_WRITTEN REQUEST:_ Comb through the entries for "voice" and pull out each line that holds it.

_INPUT ROWS:_
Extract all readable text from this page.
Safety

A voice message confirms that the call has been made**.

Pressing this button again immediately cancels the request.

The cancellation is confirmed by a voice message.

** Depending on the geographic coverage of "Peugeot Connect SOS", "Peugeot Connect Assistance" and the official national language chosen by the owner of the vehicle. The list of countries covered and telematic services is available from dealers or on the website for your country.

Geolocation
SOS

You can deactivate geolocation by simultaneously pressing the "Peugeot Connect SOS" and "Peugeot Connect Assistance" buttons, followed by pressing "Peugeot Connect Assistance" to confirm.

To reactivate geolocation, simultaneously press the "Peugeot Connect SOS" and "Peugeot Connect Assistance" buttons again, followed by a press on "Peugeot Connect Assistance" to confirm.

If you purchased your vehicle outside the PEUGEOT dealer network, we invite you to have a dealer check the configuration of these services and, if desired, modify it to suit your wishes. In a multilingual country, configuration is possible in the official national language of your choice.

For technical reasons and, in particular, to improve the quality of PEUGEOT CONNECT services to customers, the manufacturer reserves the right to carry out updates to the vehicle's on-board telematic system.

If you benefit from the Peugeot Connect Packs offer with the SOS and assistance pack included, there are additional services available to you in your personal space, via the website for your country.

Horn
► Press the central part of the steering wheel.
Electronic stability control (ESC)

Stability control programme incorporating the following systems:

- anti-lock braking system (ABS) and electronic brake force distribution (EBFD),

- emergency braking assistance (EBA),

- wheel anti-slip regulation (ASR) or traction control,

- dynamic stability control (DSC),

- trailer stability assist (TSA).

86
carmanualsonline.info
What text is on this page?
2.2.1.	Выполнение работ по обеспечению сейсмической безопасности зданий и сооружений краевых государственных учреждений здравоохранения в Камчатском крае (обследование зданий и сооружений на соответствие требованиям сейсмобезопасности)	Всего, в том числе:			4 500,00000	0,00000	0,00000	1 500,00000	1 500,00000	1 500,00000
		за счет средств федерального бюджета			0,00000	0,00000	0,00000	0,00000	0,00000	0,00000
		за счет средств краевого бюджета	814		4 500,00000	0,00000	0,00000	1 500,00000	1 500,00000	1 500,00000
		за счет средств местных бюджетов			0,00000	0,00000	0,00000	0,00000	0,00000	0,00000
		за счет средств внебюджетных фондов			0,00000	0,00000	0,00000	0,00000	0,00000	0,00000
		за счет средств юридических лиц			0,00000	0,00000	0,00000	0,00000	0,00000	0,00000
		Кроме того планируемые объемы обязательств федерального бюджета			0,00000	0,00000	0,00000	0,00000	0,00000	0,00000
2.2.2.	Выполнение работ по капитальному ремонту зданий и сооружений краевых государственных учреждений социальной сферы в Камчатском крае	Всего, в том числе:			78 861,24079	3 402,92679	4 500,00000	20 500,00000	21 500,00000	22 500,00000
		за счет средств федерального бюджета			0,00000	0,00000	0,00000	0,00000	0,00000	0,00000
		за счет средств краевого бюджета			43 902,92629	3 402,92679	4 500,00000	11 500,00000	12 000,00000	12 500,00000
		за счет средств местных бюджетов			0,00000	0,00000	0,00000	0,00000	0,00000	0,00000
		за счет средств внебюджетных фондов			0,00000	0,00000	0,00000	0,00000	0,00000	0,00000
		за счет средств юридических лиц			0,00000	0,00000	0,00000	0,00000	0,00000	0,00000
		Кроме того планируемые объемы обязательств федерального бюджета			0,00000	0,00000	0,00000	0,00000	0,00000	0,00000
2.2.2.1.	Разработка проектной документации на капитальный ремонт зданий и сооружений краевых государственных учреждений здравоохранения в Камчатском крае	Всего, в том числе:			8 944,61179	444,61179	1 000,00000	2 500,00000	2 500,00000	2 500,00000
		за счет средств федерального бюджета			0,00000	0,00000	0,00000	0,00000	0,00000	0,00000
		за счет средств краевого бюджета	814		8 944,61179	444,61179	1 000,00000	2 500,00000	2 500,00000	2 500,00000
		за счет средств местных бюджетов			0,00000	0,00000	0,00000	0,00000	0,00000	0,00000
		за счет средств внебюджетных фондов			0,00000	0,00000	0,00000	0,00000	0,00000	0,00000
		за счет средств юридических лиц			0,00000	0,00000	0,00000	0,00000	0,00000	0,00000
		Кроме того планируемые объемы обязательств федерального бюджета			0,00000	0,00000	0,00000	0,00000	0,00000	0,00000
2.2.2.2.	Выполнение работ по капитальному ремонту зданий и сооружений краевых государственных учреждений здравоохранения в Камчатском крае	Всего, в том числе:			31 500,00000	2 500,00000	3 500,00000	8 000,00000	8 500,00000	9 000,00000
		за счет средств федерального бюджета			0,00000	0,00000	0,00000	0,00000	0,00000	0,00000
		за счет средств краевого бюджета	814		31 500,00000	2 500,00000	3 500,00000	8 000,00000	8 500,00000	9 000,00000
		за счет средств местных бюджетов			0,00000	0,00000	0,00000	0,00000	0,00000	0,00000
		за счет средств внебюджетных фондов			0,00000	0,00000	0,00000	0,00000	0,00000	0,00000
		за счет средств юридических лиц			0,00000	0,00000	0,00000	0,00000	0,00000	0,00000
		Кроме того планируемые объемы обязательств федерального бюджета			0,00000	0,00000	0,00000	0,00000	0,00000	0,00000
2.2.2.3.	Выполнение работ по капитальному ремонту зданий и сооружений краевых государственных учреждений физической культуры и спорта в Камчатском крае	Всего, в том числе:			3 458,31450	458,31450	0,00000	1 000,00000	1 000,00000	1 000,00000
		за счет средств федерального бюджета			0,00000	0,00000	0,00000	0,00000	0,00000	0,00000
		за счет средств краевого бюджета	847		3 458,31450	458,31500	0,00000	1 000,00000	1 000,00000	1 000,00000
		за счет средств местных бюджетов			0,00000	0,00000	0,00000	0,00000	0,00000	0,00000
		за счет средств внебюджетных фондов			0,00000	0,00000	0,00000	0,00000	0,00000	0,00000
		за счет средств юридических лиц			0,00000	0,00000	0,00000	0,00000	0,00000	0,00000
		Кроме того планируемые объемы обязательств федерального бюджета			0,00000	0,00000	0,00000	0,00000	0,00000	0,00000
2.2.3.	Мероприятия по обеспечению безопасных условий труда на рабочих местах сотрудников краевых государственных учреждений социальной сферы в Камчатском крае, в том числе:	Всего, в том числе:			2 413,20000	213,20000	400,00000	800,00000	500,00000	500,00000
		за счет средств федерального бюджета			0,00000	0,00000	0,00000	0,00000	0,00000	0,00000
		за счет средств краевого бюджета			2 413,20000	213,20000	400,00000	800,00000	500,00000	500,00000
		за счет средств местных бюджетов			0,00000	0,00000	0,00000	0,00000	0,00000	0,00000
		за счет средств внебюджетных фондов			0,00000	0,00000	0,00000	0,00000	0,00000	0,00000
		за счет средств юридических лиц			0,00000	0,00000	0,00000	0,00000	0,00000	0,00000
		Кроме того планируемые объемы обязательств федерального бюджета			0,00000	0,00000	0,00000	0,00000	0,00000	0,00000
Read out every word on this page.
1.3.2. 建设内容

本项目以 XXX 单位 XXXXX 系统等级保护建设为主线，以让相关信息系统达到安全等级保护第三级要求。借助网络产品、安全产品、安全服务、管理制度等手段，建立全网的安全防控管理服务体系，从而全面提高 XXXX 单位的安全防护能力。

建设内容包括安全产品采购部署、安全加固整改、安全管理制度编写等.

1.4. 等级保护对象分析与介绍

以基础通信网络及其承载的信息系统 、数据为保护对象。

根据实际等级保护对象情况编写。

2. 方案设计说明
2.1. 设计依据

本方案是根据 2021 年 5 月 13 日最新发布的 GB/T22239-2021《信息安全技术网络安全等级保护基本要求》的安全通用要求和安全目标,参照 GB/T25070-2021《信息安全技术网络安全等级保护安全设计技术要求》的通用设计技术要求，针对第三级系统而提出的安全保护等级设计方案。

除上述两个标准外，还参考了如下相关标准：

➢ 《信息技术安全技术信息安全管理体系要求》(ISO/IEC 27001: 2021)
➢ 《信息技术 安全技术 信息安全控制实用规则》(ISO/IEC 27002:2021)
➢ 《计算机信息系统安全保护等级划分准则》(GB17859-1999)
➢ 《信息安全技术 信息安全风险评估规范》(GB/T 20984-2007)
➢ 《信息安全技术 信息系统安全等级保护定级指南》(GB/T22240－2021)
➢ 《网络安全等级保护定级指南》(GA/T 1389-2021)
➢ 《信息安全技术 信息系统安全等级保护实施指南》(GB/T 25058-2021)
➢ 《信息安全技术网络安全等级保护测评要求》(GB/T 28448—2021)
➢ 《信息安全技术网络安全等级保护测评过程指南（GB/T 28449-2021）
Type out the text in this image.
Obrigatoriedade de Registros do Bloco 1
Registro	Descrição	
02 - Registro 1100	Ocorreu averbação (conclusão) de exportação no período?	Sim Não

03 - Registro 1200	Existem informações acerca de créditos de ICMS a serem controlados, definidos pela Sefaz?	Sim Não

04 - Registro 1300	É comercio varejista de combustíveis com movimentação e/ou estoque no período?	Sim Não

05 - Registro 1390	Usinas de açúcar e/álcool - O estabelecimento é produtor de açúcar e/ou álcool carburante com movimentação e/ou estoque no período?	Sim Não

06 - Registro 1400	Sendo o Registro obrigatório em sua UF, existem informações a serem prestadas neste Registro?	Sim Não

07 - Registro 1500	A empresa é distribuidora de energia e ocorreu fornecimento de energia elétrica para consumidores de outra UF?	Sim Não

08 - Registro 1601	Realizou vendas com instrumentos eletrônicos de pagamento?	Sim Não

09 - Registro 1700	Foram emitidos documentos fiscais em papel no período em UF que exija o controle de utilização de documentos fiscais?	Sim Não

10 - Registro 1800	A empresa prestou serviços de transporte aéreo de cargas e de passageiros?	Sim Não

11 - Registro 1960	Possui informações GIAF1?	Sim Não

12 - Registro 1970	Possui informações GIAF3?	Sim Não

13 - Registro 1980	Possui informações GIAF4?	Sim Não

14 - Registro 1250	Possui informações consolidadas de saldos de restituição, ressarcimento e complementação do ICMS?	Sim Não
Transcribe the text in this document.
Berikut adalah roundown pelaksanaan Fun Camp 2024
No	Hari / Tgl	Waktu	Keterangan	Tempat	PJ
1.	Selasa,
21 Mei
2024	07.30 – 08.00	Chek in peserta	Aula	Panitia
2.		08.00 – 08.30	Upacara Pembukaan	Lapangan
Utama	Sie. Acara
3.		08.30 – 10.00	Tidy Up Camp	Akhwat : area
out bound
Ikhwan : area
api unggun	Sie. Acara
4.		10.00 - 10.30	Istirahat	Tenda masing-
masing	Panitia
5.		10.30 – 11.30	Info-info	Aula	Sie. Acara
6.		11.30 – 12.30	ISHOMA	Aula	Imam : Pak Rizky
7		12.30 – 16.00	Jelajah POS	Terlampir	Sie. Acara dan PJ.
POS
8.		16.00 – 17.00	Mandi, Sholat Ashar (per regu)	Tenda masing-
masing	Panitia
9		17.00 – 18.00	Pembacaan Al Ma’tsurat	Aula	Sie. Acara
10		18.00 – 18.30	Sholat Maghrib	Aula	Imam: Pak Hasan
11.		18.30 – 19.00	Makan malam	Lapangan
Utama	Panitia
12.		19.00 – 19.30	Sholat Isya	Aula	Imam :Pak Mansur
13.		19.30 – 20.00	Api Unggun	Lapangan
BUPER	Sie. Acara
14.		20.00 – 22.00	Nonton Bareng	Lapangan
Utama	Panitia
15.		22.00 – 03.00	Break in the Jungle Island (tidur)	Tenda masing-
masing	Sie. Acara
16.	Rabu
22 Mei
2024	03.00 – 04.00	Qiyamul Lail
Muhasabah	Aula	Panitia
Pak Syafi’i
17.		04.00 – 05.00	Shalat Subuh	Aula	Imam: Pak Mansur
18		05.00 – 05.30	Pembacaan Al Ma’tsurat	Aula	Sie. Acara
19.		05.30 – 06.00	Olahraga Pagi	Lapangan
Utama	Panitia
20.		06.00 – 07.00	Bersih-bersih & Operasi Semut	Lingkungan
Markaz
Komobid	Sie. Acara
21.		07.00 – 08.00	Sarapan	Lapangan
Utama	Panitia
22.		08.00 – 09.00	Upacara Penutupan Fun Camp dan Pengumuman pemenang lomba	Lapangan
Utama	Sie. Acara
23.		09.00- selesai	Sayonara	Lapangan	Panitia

_RESULT OF THE TASK:_
A voice message confirms that the call has been made**.
The cancellation is confirmed by a voice message.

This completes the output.